_Given problem_
Retype the data below without altering anything.

** start Data extract **

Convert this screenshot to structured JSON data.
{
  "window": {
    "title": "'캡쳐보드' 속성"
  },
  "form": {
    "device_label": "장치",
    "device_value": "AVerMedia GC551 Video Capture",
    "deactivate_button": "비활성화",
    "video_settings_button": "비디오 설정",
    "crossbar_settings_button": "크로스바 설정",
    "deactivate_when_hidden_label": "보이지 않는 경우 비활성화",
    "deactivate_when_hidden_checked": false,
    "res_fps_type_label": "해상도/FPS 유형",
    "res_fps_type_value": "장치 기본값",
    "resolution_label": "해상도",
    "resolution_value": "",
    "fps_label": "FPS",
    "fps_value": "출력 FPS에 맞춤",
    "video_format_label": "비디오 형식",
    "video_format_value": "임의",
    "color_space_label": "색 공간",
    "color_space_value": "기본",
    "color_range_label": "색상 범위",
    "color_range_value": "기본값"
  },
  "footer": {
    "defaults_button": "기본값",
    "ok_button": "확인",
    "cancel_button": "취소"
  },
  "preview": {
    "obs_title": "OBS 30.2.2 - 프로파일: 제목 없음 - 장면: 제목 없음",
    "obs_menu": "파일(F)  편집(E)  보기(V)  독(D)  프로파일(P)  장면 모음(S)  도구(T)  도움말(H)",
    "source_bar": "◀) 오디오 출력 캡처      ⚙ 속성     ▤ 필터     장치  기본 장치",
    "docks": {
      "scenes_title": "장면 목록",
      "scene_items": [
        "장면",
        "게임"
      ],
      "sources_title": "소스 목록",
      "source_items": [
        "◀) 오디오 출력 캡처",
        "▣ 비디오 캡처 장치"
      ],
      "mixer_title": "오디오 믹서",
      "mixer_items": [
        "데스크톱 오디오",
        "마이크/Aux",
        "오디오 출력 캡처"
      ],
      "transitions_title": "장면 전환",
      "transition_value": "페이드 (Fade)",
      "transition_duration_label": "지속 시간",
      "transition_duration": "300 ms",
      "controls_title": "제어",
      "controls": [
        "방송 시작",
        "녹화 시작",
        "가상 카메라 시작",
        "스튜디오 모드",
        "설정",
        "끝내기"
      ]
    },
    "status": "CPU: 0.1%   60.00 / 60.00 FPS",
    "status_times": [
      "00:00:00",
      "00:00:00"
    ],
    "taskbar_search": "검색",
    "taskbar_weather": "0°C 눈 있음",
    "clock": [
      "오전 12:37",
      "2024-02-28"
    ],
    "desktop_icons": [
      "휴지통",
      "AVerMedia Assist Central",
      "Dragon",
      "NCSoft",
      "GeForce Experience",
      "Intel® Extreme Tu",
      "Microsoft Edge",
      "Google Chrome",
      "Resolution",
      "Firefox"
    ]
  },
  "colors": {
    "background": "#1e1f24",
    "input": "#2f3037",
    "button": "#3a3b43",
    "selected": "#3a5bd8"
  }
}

** end Data extract **

_Problem solution_
Convert this screenshot to structured JSON data.
{
  "window": {
    "title": "'캡쳐보드' 속성"
  },
  "form": {
    "device_label": "장치",
    "device_value": "AVerMedia GC551 Video Capture",
    "deactivate_button": "비활성화",
    "video_settings_button": "비디오 설정",
    "crossbar_settings_button": "크로스바 설정",
    "deactivate_when_hidden_label": "보이지 않는 경우 비활성화",
    "deactivate_when_hidden_checked": false,
    "res_fps_type_label": "해상도/FPS 유형",
    "res_fps_type_value": "장치 기본값",
    "resolution_label": "해상도",
    "resolution_value": "",
    "fps_label": "FPS",
    "fps_value": "출력 FPS에 맞춤",
    "video_format_label": "비디오 형식",
    "video_format_value": "임의",
    "color_space_label": "색 공간",
    "color_space_value": "기본",
    "color_range_label": "색상 범위",
    "color_range_value": "기본값"
  },
  "footer": {
    "defaults_button": "기본값",
    "ok_button": "확인",
    "cancel_button": "취소"
  },
  "preview": {
    "obs_title": "OBS 30.2.2 - 프로파일: 제목 없음 - 장면: 제목 없음",
    "obs_menu": "파일(F)  편집(E)  보기(V)  독(D)  프로파일(P)  장면 모음(S)  도구(T)  도움말(H)",
    "source_bar": "◀) 오디오 출력 캡처      ⚙ 속성     ▤ 필터     장치  기본 장치",
    "docks": {
      "scenes_title": "장면 목록",
      "scene_items": [
        "장면",
        "게임"
      ],
      "sources_title": "소스 목록",
      "source_items": [
        "◀) 오디오 출력 캡처",
        "▣ 비디오 캡처 장치"
      ],
      "mixer_title": "오디오 믹서",
      "mixer_items": [
        "데스크톱 오디오",
        "마이크/Aux",
        "오디오 출력 캡처"
      ],
      "transitions_title": "장면 전환",
      "transition_value": "페이드 (Fade)",
      "transition_duration_label": "지속 시간",
      "transition_duration": "300 ms",
      "controls_title": "제어",
      "controls": [
        "방송 시작",
        "녹화 시작",
        "가상 카메라 시작",
        "스튜디오 모드",
        "설정",
        "끝내기"
      ]
    },
    "status": "CPU: 0.1%   60.00 / 60.00 FPS",
    "status_times": [
      "00:00:00",
      "00:00:00"
    ],
    "taskbar_search": "검색",
    "taskbar_weather": "0°C 눈 있음",
    "clock": [
      "오전 12:37",
      "2024-02-28"
    ],
    "desktop_icons": [
      "휴지통",
      "AVerMedia Assist Central",
      "Dragon",
      "NCSoft",
      "GeForce Experience",
      "Intel® Extreme Tu",
      "Microsoft Edge",
      "Google Chrome",
      "Resolution",
      "Firefox"
    ]
  },
  "colors": {
    "background": "#1e1f24",
    "input": "#2f3037",
    "button": "#3a3b43",
    "selected": "#3a5bd8"
  }
}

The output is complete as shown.